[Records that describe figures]
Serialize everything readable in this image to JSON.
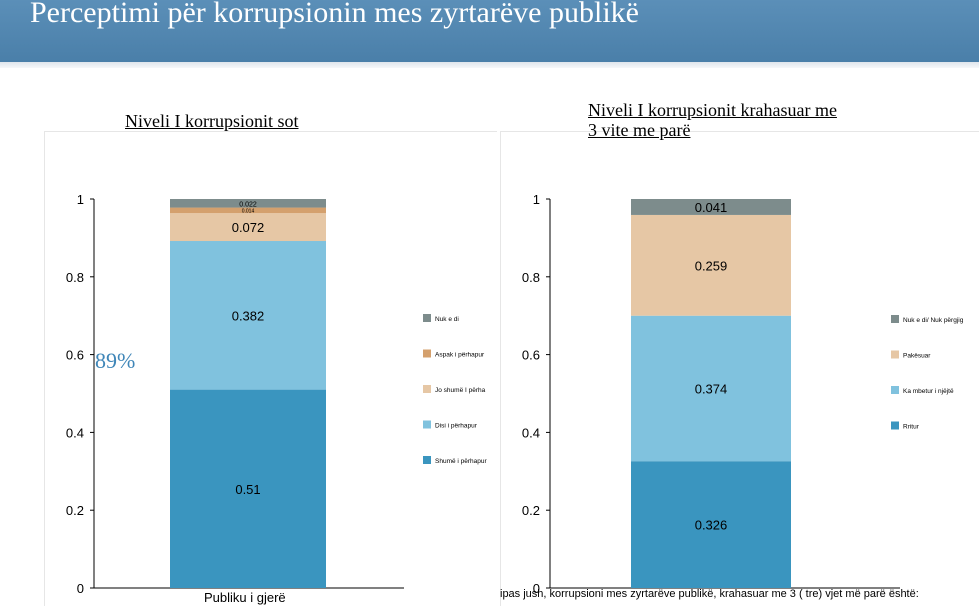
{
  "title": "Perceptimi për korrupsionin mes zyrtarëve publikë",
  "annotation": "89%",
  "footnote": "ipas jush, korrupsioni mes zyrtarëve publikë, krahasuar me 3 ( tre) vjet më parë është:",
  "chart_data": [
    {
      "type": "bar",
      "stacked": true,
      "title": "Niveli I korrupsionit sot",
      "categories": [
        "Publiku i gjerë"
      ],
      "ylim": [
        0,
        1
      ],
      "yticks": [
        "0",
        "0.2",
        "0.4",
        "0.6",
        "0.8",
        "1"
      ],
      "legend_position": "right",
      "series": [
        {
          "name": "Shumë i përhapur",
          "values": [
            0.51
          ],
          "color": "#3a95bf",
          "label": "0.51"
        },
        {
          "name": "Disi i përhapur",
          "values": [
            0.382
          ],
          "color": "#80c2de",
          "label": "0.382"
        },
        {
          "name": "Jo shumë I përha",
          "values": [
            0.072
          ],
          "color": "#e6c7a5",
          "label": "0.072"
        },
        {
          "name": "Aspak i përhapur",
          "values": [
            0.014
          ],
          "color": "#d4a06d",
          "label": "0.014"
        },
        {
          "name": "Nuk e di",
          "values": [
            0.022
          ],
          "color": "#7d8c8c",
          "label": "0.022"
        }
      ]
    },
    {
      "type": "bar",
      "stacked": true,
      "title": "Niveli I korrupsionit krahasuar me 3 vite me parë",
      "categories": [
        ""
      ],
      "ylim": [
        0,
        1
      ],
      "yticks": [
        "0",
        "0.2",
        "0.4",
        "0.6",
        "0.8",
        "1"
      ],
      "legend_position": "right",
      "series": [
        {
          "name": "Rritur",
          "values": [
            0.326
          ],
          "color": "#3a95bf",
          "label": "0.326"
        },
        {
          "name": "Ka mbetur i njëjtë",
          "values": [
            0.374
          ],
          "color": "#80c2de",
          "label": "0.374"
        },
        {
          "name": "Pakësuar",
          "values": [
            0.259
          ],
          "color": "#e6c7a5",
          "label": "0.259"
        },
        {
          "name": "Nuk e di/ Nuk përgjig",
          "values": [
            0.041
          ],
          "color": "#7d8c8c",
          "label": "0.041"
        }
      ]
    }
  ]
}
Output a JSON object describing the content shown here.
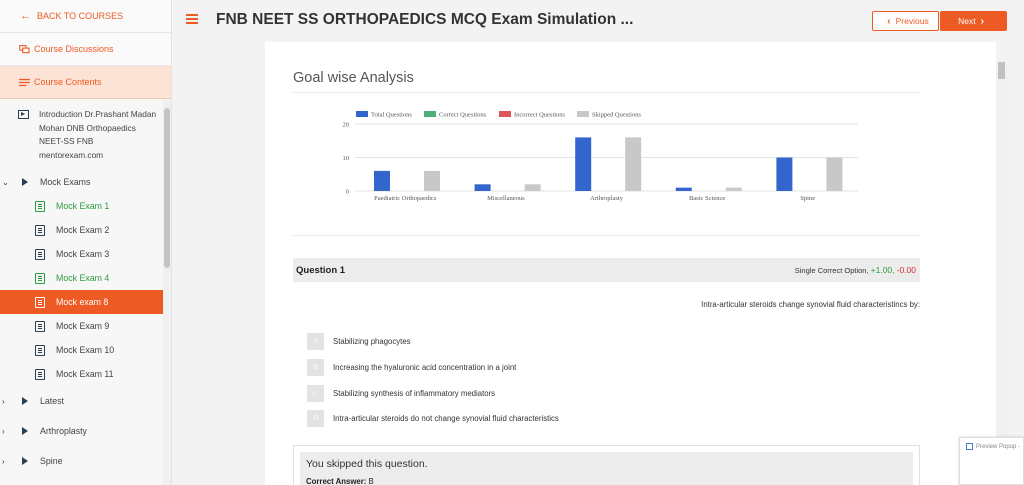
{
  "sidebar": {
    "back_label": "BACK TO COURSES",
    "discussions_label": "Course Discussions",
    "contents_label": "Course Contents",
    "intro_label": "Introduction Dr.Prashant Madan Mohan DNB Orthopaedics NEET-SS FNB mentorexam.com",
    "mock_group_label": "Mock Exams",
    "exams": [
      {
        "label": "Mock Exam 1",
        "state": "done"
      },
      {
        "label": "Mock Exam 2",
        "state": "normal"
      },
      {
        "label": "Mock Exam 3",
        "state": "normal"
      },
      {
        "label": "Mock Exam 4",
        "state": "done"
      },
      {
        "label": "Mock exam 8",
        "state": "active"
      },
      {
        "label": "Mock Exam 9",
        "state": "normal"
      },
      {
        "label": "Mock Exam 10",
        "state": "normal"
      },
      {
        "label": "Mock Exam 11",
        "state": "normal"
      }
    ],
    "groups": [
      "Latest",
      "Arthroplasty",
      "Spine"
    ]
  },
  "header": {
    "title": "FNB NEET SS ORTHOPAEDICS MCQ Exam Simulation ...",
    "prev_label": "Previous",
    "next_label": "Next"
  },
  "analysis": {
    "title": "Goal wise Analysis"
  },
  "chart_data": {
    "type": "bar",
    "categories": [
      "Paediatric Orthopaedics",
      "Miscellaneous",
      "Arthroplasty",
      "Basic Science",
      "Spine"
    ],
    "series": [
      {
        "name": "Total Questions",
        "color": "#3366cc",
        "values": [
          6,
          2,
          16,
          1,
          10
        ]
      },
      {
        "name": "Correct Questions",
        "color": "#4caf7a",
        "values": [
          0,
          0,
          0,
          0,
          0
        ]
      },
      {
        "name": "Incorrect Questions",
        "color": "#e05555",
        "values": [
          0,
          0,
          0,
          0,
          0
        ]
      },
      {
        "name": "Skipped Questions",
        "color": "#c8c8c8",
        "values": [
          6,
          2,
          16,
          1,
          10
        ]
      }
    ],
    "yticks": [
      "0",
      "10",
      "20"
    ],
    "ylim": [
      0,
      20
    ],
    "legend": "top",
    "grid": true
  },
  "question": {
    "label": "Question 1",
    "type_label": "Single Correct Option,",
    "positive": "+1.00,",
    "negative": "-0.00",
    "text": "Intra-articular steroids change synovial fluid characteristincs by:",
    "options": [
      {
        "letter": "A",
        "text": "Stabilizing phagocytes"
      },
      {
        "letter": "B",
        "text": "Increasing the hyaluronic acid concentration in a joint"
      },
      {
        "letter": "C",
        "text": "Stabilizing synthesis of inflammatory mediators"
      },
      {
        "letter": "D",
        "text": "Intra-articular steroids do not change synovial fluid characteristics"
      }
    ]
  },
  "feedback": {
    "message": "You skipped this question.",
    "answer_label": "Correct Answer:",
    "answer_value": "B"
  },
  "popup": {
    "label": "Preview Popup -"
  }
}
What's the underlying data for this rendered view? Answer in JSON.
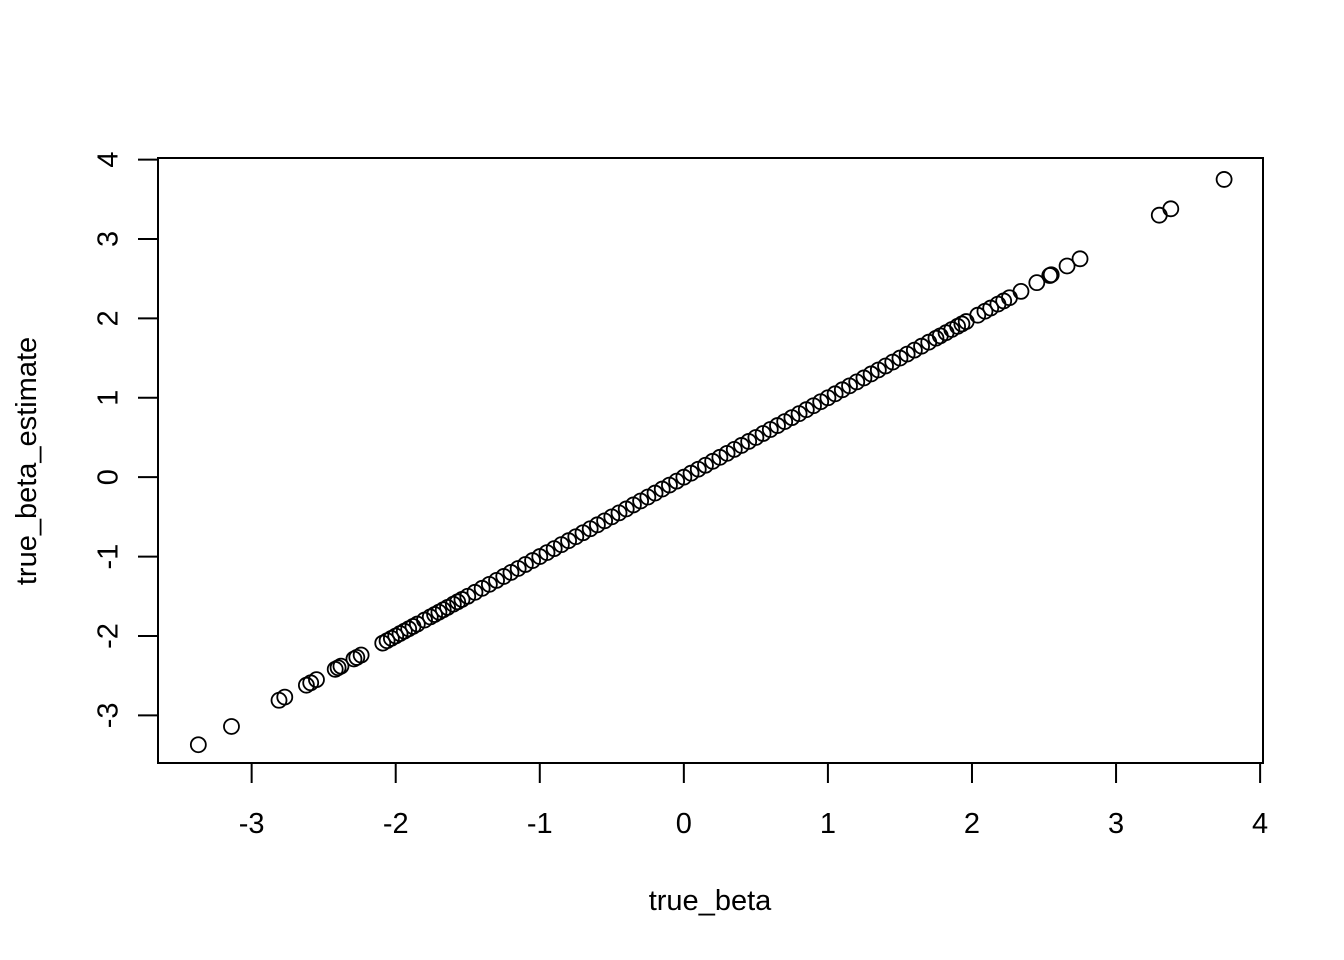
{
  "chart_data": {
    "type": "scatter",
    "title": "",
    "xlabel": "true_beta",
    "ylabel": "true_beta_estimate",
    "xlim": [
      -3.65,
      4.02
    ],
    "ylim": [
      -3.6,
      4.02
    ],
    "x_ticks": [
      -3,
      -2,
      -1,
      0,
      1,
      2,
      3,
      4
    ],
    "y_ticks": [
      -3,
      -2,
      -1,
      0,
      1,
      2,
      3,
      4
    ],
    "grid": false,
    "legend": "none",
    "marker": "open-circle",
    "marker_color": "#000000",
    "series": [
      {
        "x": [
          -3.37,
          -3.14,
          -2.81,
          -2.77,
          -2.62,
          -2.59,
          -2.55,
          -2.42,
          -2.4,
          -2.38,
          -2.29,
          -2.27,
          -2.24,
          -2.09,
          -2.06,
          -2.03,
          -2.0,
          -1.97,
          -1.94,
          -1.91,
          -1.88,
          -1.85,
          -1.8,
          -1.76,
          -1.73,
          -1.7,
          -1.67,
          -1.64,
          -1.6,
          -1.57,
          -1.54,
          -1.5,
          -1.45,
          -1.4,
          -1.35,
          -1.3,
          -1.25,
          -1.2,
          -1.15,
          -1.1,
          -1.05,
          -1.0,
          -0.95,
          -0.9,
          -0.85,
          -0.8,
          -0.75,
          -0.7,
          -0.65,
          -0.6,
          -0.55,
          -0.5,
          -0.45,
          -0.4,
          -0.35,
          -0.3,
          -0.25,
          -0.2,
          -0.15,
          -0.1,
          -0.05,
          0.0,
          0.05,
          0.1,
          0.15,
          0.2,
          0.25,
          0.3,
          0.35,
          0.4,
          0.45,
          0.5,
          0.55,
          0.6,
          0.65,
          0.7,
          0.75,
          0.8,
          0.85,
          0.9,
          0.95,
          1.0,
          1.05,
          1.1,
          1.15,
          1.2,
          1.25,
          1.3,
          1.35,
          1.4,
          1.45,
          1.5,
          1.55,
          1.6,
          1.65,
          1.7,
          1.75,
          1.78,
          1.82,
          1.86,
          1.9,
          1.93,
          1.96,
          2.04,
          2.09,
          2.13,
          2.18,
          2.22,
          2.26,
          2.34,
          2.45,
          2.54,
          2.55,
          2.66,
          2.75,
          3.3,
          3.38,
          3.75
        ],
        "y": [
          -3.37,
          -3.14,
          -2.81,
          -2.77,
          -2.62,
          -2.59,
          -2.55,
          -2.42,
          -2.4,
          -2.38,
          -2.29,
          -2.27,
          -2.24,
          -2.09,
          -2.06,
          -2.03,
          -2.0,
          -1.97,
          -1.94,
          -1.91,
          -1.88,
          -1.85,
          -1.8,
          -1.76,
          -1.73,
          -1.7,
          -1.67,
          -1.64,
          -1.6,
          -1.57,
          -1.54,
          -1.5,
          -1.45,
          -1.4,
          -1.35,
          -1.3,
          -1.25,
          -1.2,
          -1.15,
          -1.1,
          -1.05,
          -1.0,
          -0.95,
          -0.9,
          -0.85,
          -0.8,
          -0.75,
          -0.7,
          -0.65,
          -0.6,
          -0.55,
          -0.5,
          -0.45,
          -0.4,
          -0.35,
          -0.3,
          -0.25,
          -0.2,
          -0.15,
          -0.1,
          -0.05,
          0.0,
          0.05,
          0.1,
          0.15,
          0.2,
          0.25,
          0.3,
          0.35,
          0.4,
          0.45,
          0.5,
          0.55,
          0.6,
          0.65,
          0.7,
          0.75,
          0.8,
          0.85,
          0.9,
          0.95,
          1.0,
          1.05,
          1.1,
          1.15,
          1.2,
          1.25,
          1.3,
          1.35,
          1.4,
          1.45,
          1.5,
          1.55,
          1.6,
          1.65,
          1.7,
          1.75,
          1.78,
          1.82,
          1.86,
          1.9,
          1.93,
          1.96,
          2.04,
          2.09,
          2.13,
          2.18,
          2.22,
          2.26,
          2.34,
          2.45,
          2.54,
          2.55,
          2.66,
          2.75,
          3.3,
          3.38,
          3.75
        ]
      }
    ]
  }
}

#### WHAT TO WORK ON
Filter the data for the string "Niveli" and copy every line that has it.

#### WRITTEN SOLUTION
      "title": "Niveli I korrupsionit sot",
      "title": "Niveli I korrupsionit krahasuar me 3 vite me parë",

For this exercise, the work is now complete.